**GIVEN INSTRUCTION**
Report only the number of lines that hold the word "господдержки".

**DATA PROVIDED**
◇ ◇ ◇

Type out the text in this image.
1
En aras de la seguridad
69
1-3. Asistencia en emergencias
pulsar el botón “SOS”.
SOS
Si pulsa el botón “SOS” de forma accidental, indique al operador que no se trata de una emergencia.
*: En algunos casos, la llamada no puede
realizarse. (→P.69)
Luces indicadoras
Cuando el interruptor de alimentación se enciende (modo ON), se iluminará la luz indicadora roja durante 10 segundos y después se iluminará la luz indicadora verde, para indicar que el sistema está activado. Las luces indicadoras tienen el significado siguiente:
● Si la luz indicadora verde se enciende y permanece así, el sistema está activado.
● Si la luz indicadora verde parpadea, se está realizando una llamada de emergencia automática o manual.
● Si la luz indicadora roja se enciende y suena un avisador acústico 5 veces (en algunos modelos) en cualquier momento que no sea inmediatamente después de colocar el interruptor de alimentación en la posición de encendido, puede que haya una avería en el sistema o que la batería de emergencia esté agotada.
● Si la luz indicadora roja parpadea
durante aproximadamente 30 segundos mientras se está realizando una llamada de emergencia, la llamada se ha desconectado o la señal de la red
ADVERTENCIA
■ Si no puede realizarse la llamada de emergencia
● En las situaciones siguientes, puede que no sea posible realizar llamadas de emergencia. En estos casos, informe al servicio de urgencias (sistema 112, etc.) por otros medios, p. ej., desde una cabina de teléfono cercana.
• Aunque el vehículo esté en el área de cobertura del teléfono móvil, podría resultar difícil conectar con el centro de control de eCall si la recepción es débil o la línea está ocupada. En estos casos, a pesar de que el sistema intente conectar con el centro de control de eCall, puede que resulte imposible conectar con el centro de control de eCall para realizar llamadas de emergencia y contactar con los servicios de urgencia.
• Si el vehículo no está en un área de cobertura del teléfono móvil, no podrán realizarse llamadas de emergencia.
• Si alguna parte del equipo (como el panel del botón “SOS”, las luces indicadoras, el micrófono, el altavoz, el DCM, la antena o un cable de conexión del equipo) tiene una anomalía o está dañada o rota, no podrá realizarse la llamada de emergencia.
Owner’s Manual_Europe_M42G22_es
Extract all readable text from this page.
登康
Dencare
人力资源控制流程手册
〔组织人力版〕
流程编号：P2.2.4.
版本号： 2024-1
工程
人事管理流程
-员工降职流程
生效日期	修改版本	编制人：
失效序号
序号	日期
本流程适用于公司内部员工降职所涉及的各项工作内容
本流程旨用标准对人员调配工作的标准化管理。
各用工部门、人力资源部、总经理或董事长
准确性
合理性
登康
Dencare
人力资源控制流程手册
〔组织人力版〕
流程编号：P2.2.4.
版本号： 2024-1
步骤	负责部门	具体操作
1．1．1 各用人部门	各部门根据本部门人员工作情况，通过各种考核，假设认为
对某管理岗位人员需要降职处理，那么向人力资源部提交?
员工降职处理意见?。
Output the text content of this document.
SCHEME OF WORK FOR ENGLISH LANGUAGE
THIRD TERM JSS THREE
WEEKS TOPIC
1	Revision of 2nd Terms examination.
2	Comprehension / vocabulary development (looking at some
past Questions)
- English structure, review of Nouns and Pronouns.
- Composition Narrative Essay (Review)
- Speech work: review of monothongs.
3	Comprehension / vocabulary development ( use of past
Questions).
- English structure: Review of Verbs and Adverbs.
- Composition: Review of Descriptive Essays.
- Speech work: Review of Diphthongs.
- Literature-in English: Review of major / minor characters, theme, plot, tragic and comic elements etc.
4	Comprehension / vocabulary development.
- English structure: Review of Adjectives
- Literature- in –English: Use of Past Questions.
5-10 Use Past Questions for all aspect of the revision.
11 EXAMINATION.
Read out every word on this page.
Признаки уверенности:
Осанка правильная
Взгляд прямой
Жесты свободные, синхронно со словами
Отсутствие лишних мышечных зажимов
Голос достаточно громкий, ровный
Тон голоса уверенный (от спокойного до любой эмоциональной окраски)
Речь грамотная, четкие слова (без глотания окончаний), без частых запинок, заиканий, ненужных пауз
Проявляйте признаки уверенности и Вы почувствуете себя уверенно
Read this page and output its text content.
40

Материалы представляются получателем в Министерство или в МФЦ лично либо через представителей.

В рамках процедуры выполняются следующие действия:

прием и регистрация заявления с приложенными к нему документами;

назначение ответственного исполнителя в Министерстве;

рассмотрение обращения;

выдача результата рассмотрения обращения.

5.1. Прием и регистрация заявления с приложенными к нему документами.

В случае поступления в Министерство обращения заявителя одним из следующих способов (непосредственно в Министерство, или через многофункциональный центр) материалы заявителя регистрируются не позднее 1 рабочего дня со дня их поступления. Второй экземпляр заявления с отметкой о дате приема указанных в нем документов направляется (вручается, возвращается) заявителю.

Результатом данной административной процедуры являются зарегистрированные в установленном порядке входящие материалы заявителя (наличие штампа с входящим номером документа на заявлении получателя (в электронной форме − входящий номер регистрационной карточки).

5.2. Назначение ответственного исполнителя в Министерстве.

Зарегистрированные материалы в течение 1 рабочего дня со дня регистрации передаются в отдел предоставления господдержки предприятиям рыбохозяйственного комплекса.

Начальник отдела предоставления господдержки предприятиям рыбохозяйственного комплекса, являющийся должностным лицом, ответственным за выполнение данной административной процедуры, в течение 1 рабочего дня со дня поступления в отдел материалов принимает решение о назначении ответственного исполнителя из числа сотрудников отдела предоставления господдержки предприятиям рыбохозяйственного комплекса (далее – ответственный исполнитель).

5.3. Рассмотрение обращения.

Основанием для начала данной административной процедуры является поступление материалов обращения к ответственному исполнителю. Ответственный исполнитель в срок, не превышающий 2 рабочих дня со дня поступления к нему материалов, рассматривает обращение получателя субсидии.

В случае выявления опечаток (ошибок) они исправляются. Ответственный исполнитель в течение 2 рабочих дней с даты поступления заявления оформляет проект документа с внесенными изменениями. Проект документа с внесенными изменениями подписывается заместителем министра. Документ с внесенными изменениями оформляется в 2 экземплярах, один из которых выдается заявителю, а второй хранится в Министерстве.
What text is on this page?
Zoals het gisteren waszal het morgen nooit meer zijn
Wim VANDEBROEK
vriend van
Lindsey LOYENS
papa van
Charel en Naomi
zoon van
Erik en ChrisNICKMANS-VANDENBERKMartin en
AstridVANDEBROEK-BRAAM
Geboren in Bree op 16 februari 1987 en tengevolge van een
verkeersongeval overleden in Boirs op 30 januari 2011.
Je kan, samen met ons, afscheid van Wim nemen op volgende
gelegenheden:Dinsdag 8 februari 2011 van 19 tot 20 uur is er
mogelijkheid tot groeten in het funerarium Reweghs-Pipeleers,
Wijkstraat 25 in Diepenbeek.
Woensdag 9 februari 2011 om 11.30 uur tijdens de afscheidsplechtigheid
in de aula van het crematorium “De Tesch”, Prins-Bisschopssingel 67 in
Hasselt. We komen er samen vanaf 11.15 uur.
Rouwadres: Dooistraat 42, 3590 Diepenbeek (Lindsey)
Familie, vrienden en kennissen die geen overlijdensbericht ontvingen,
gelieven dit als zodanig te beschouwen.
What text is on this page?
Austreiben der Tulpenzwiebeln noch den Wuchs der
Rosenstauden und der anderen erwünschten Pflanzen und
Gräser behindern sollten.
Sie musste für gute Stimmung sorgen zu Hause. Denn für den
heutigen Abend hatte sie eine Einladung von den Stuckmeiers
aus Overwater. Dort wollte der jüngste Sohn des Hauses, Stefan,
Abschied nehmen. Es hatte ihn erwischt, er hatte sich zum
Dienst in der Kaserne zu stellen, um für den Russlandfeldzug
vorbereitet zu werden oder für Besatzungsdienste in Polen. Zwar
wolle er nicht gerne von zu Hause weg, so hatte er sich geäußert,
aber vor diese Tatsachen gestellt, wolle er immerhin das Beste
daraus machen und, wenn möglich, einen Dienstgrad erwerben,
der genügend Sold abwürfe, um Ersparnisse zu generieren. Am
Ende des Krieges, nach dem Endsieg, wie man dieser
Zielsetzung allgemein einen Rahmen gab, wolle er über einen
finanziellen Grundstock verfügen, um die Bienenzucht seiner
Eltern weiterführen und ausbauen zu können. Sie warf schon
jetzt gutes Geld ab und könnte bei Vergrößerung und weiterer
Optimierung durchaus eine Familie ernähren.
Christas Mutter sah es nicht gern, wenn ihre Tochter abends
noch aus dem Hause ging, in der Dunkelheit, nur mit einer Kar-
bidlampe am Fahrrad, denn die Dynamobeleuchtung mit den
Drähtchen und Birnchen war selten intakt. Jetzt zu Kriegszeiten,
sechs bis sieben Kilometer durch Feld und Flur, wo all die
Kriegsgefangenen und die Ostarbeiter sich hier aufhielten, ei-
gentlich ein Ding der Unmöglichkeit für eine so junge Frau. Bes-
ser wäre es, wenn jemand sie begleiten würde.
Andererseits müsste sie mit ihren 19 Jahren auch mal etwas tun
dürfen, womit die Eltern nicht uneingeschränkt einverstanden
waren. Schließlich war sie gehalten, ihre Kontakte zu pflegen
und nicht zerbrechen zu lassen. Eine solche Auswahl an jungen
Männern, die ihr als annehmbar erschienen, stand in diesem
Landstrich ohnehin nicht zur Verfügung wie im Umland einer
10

◇ ◇ ◇

**TASK ANSWER**
2